ENTRIES PROVIDED =
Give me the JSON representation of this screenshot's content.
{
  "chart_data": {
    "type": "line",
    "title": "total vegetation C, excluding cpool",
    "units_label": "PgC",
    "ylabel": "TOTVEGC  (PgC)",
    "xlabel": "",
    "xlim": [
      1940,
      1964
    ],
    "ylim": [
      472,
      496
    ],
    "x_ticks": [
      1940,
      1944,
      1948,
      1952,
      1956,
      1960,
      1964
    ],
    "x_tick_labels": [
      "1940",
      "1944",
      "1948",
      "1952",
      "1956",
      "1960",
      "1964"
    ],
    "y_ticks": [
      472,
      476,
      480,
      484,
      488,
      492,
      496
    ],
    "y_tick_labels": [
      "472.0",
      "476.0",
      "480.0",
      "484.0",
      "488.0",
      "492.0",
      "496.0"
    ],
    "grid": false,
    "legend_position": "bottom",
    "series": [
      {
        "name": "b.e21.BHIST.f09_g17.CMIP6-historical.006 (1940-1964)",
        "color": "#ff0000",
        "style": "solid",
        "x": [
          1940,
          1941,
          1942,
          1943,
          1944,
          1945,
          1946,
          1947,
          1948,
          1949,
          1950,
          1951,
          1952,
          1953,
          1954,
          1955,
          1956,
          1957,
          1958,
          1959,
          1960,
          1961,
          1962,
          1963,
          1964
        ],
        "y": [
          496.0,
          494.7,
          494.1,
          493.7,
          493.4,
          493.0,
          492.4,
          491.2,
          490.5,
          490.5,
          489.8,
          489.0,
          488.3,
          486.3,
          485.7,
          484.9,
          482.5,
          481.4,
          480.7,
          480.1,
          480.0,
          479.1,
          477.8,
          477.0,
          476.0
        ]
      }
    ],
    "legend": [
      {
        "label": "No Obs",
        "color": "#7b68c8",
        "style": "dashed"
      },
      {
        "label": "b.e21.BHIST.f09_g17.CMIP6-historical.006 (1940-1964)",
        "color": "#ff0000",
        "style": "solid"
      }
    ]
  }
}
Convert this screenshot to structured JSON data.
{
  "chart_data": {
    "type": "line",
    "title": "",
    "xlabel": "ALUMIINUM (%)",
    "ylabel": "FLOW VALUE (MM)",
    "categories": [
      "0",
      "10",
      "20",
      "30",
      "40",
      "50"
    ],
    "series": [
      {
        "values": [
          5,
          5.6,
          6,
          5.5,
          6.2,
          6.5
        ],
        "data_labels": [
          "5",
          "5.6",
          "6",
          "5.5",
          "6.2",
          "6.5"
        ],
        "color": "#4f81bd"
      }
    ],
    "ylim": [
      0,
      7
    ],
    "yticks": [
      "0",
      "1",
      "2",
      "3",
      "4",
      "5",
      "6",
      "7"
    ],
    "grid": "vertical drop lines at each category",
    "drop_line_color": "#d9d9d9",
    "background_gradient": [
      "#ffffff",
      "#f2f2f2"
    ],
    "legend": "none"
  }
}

INSTRUCTION = Make an exact copy of every line in the data.

COMPLETE OUTPUT =
Give me the JSON representation of this screenshot's content.
{
  "chart_data": {
    "type": "line",
    "title": "total vegetation C, excluding cpool",
    "units_label": "PgC",
    "ylabel": "TOTVEGC  (PgC)",
    "xlabel": "",
    "xlim": [
      1940,
      1964
    ],
    "ylim": [
      472,
      496
    ],
    "x_ticks": [
      1940,
      1944,
      1948,
      1952,
      1956,
      1960,
      1964
    ],
    "x_tick_labels": [
      "1940",
      "1944",
      "1948",
      "1952",
      "1956",
      "1960",
      "1964"
    ],
    "y_ticks": [
      472,
      476,
      480,
      484,
      488,
      492,
      496
    ],
    "y_tick_labels": [
      "472.0",
      "476.0",
      "480.0",
      "484.0",
      "488.0",
      "492.0",
      "496.0"
    ],
    "grid": false,
    "legend_position": "bottom",
    "series": [
      {
        "name": "b.e21.BHIST.f09_g17.CMIP6-historical.006 (1940-1964)",
        "color": "#ff0000",
        "style": "solid",
        "x": [
          1940,
          1941,
          1942,
          1943,
          1944,
          1945,
          1946,
          1947,
          1948,
          1949,
          1950,
          1951,
          1952,
          1953,
          1954,
          1955,
          1956,
          1957,
          1958,
          1959,
          1960,
          1961,
          1962,
          1963,
          1964
        ],
        "y": [
          496.0,
          494.7,
          494.1,
          493.7,
          493.4,
          493.0,
          492.4,
          491.2,
          490.5,
          490.5,
          489.8,
          489.0,
          488.3,
          486.3,
          485.7,
          484.9,
          482.5,
          481.4,
          480.7,
          480.1,
          480.0,
          479.1,
          477.8,
          477.0,
          476.0
        ]
      }
    ],
    "legend": [
      {
        "label": "No Obs",
        "color": "#7b68c8",
        "style": "dashed"
      },
      {
        "label": "b.e21.BHIST.f09_g17.CMIP6-historical.006 (1940-1964)",
        "color": "#ff0000",
        "style": "solid"
      }
    ]
  }
}
Convert this screenshot to structured JSON data.
{
  "chart_data": {
    "type": "line",
    "title": "",
    "xlabel": "ALUMIINUM (%)",
    "ylabel": "FLOW VALUE (MM)",
    "categories": [
      "0",
      "10",
      "20",
      "30",
      "40",
      "50"
    ],
    "series": [
      {
        "values": [
          5,
          5.6,
          6,
          5.5,
          6.2,
          6.5
        ],
        "data_labels": [
          "5",
          "5.6",
          "6",
          "5.5",
          "6.2",
          "6.5"
        ],
        "color": "#4f81bd"
      }
    ],
    "ylim": [
      0,
      7
    ],
    "yticks": [
      "0",
      "1",
      "2",
      "3",
      "4",
      "5",
      "6",
      "7"
    ],
    "grid": "vertical drop lines at each category",
    "drop_line_color": "#d9d9d9",
    "background_gradient": [
      "#ffffff",
      "#f2f2f2"
    ],
    "legend": "none"
  }
}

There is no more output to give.